> _Exercise data_

━━━━━━━━━━━━━━━━━━━━━━━━━━━━━━

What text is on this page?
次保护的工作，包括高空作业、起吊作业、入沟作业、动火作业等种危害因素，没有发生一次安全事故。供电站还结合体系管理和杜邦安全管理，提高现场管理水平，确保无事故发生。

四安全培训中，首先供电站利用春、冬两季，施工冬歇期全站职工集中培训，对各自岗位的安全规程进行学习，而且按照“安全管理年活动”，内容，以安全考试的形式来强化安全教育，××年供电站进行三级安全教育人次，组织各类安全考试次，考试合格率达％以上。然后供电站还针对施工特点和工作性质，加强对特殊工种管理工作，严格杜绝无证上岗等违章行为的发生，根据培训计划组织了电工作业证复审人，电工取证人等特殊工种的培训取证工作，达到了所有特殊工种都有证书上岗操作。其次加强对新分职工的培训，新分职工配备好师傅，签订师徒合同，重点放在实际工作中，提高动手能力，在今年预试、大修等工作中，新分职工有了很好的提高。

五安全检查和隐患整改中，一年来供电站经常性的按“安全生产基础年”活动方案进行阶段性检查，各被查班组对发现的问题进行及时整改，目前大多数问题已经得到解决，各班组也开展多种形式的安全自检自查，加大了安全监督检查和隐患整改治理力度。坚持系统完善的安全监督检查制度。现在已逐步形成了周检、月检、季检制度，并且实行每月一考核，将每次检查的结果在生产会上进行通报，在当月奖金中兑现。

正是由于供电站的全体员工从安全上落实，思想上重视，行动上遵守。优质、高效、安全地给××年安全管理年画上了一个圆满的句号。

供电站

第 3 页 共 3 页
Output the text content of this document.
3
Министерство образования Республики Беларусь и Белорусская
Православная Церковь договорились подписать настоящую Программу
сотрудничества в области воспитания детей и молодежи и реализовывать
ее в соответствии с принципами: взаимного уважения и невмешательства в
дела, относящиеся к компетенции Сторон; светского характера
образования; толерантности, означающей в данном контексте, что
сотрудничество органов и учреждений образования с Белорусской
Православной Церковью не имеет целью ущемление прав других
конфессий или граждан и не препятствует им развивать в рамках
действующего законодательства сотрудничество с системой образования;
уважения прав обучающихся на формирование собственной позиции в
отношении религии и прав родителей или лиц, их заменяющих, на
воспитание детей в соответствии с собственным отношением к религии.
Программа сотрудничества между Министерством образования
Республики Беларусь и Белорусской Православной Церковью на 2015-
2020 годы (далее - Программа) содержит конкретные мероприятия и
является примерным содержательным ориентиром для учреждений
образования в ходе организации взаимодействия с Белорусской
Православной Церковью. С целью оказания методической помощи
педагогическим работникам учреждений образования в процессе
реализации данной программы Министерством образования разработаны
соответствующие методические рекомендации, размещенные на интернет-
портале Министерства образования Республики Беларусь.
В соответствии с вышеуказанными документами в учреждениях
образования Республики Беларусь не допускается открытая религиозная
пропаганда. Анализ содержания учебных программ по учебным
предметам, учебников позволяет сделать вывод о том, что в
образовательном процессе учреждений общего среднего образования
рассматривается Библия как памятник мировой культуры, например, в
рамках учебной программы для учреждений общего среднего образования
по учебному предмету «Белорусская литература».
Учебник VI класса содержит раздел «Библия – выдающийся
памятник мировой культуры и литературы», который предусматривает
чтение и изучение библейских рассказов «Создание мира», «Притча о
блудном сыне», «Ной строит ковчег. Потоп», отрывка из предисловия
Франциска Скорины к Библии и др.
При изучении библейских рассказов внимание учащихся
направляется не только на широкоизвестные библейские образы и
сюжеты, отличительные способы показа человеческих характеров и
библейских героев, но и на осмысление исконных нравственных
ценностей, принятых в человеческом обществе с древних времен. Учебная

━━━━━━━━━━━━━━━━━━━━━━━━━━━━━━

> _Brief_
Produce an exact copy of all the records.

> _Complete answer_
What text is on this page?
次保护的工作，包括高空作业、起吊作业、入沟作业、动火作业等种危害因素，没有发生一次安全事故。供电站还结合体系管理和杜邦安全管理，提高现场管理水平，确保无事故发生。

四安全培训中，首先供电站利用春、冬两季，施工冬歇期全站职工集中培训，对各自岗位的安全规程进行学习，而且按照“安全管理年活动”，内容，以安全考试的形式来强化安全教育，××年供电站进行三级安全教育人次，组织各类安全考试次，考试合格率达％以上。然后供电站还针对施工特点和工作性质，加强对特殊工种管理工作，严格杜绝无证上岗等违章行为的发生，根据培训计划组织了电工作业证复审人，电工取证人等特殊工种的培训取证工作，达到了所有特殊工种都有证书上岗操作。其次加强对新分职工的培训，新分职工配备好师傅，签订师徒合同，重点放在实际工作中，提高动手能力，在今年预试、大修等工作中，新分职工有了很好的提高。

五安全检查和隐患整改中，一年来供电站经常性的按“安全生产基础年”活动方案进行阶段性检查，各被查班组对发现的问题进行及时整改，目前大多数问题已经得到解决，各班组也开展多种形式的安全自检自查，加大了安全监督检查和隐患整改治理力度。坚持系统完善的安全监督检查制度。现在已逐步形成了周检、月检、季检制度，并且实行每月一考核，将每次检查的结果在生产会上进行通报，在当月奖金中兑现。

正是由于供电站的全体员工从安全上落实，思想上重视，行动上遵守。优质、高效、安全地给××年安全管理年画上了一个圆满的句号。

供电站

第 3 页 共 3 页
Output the text content of this document.
3
Министерство образования Республики Беларусь и Белорусская
Православная Церковь договорились подписать настоящую Программу
сотрудничества в области воспитания детей и молодежи и реализовывать
ее в соответствии с принципами: взаимного уважения и невмешательства в
дела, относящиеся к компетенции Сторон; светского характера
образования; толерантности, означающей в данном контексте, что
сотрудничество органов и учреждений образования с Белорусской
Православной Церковью не имеет целью ущемление прав других
конфессий или граждан и не препятствует им развивать в рамках
действующего законодательства сотрудничество с системой образования;
уважения прав обучающихся на формирование собственной позиции в
отношении религии и прав родителей или лиц, их заменяющих, на
воспитание детей в соответствии с собственным отношением к религии.
Программа сотрудничества между Министерством образования
Республики Беларусь и Белорусской Православной Церковью на 2015-
2020 годы (далее - Программа) содержит конкретные мероприятия и
является примерным содержательным ориентиром для учреждений
образования в ходе организации взаимодействия с Белорусской
Православной Церковью. С целью оказания методической помощи
педагогическим работникам учреждений образования в процессе
реализации данной программы Министерством образования разработаны
соответствующие методические рекомендации, размещенные на интернет-
портале Министерства образования Республики Беларусь.
В соответствии с вышеуказанными документами в учреждениях
образования Республики Беларусь не допускается открытая религиозная
пропаганда. Анализ содержания учебных программ по учебным
предметам, учебников позволяет сделать вывод о том, что в
образовательном процессе учреждений общего среднего образования
рассматривается Библия как памятник мировой культуры, например, в
рамках учебной программы для учреждений общего среднего образования
по учебному предмету «Белорусская литература».
Учебник VI класса содержит раздел «Библия – выдающийся
памятник мировой культуры и литературы», который предусматривает
чтение и изучение библейских рассказов «Создание мира», «Притча о
блудном сыне», «Ной строит ковчег. Потоп», отрывка из предисловия
Франциска Скорины к Библии и др.
При изучении библейских рассказов внимание учащихся
направляется не только на широкоизвестные библейские образы и
сюжеты, отличительные способы показа человеческих характеров и
библейских героев, но и на осмысление исконных нравственных
ценностей, принятых в человеческом обществе с древних времен. Учебная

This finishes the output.